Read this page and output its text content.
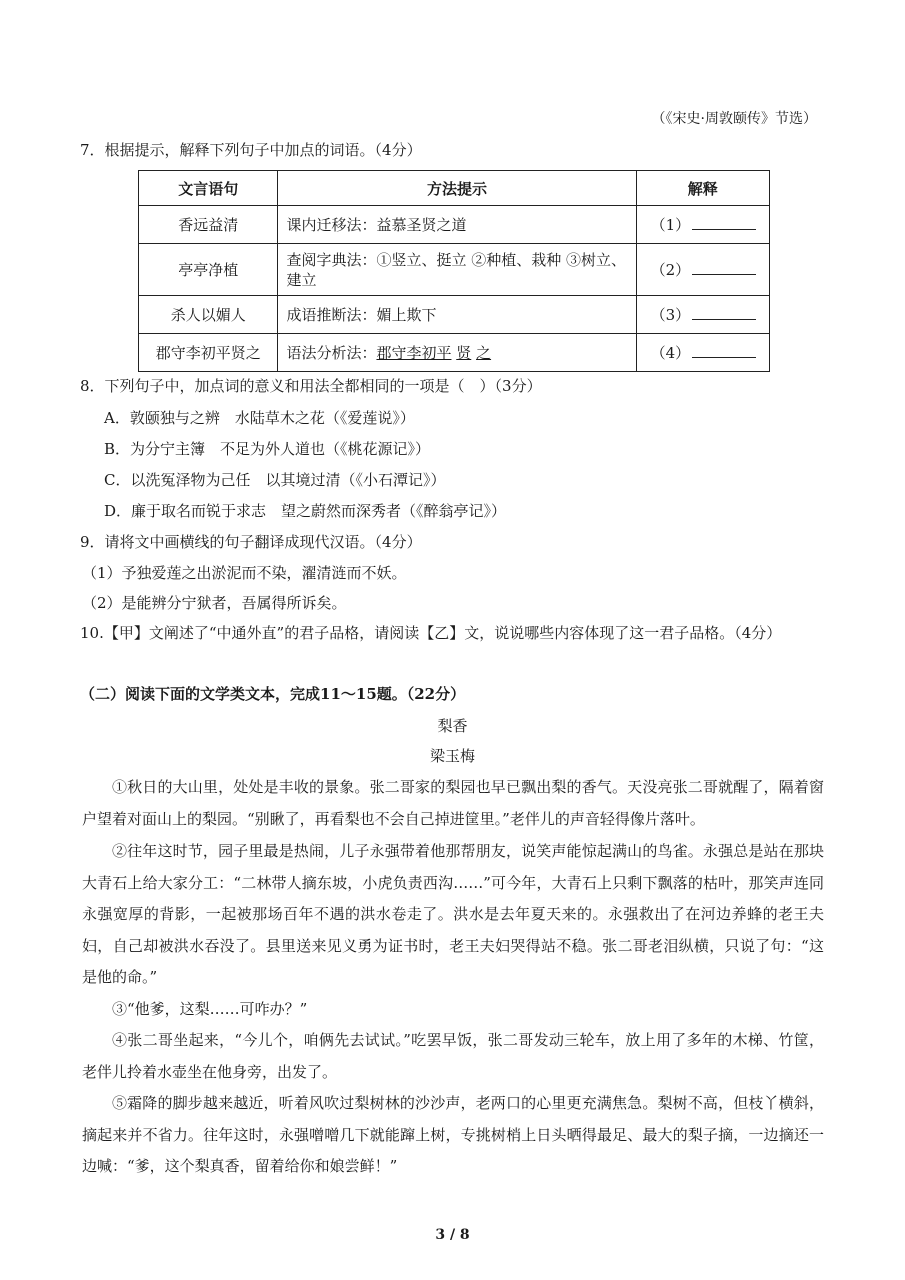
（《宋史·周敦颐传》节选）
7．根据提示，解释下列句子中加点的词语。（4分）
文言语句	方法提示	解释
香远益清	课内迁移法：益慕圣贤之道	（1）
亭亭净植	查阅字典法：①竖立、挺立 ②种植、栽种 ③树立、建立	（2）
杀人以媚人	成语推断法：媚上欺下	（3）
郡守李初平贤之	语法分析法：郡守李初平 贤 之	（4）
8．下列句子中，加点词的意义和用法全都相同的一项是（　）（3分）
A．敦颐独与之辨　水陆草木之花（《爱莲说》）
B．为分宁主簿　不足为外人道也（《桃花源记》）
C．以洗冤泽物为己任　以其境过清（《小石潭记》）
D．廉于取名而锐于求志　望之蔚然而深秀者（《醉翁亭记》）
9．请将文中画横线的句子翻译成现代汉语。（4分）
（1）予独爱莲之出淤泥而不染，濯清涟而不妖。
（2）是能辨分宁狱者，吾属得所诉矣。
10.【甲】文阐述了“中通外直”的君子品格，请阅读【乙】文，说说哪些内容体现了这一君子品格。（4分）
（二）阅读下面的文学类文本，完成11～15题。（22分）
梨香
梁玉梅
①秋日的大山里，处处是丰收的景象。张二哥家的梨园也早已飘出梨的香气。天没亮张二哥就醒了，隔着窗户望着对面山上的梨园。“别瞅了，再看梨也不会自己掉进筐里。”老伴儿的声音轻得像片落叶。
②往年这时节，园子里最是热闹，儿子永强带着他那帮朋友，说笑声能惊起满山的鸟雀。永强总是站在那块大青石上给大家分工：“二林带人摘东坡，小虎负责西沟……”可今年，大青石上只剩下飘落的枯叶，那笑声连同永强宽厚的背影，一起被那场百年不遇的洪水卷走了。洪水是去年夏天来的。永强救出了在河边养蜂的老王夫妇，自己却被洪水吞没了。县里送来见义勇为证书时，老王夫妇哭得站不稳。张二哥老泪纵横，只说了句：“这是他的命。”
③“他爹，这梨……可咋办？”
④张二哥坐起来，“今儿个，咱俩先去试试。”吃罢早饭，张二哥发动三轮车，放上用了多年的木梯、竹筐，老伴儿拎着水壶坐在他身旁，出发了。
⑤霜降的脚步越来越近，听着风吹过梨树林的沙沙声，老两口的心里更充满焦急。梨树不高，但枝丫横斜，摘起来并不省力。往年这时，永强噌噌几下就能蹿上树，专挑树梢上日头晒得最足、最大的梨子摘，一边摘还一边喊：“爹，这个梨真香，留着给你和娘尝鲜！”
3 / 8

☆ ☆ ☆ ☆ ☆

Pictures don't belong in the copy. Transcribe every record exactly as it appears.

Answer to this task »
Read this page and output its text content.
（《宋史·周敦颐传》节选）
7．根据提示，解释下列句子中加点的词语。（4分）
文言语句	方法提示	解释
香远益清	课内迁移法：益慕圣贤之道	（1）
亭亭净植	查阅字典法：①竖立、挺立 ②种植、栽种 ③树立、建立	（2）
杀人以媚人	成语推断法：媚上欺下	（3）
郡守李初平贤之	语法分析法：郡守李初平 贤 之	（4）
8．下列句子中，加点词的意义和用法全都相同的一项是（　）（3分）
A．敦颐独与之辨　水陆草木之花（《爱莲说》）
B．为分宁主簿　不足为外人道也（《桃花源记》）
C．以洗冤泽物为己任　以其境过清（《小石潭记》）
D．廉于取名而锐于求志　望之蔚然而深秀者（《醉翁亭记》）
9．请将文中画横线的句子翻译成现代汉语。（4分）
（1）予独爱莲之出淤泥而不染，濯清涟而不妖。
（2）是能辨分宁狱者，吾属得所诉矣。
10.【甲】文阐述了“中通外直”的君子品格，请阅读【乙】文，说说哪些内容体现了这一君子品格。（4分）
（二）阅读下面的文学类文本，完成11～15题。（22分）
梨香
梁玉梅
①秋日的大山里，处处是丰收的景象。张二哥家的梨园也早已飘出梨的香气。天没亮张二哥就醒了，隔着窗户望着对面山上的梨园。“别瞅了，再看梨也不会自己掉进筐里。”老伴儿的声音轻得像片落叶。
②往年这时节，园子里最是热闹，儿子永强带着他那帮朋友，说笑声能惊起满山的鸟雀。永强总是站在那块大青石上给大家分工：“二林带人摘东坡，小虎负责西沟……”可今年，大青石上只剩下飘落的枯叶，那笑声连同永强宽厚的背影，一起被那场百年不遇的洪水卷走了。洪水是去年夏天来的。永强救出了在河边养蜂的老王夫妇，自己却被洪水吞没了。县里送来见义勇为证书时，老王夫妇哭得站不稳。张二哥老泪纵横，只说了句：“这是他的命。”
③“他爹，这梨……可咋办？”
④张二哥坐起来，“今儿个，咱俩先去试试。”吃罢早饭，张二哥发动三轮车，放上用了多年的木梯、竹筐，老伴儿拎着水壶坐在他身旁，出发了。
⑤霜降的脚步越来越近，听着风吹过梨树林的沙沙声，老两口的心里更充满焦急。梨树不高，但枝丫横斜，摘起来并不省力。往年这时，永强噌噌几下就能蹿上树，专挑树梢上日头晒得最足、最大的梨子摘，一边摘还一边喊：“爹，这个梨真香，留着给你和娘尝鲜！”
3 / 8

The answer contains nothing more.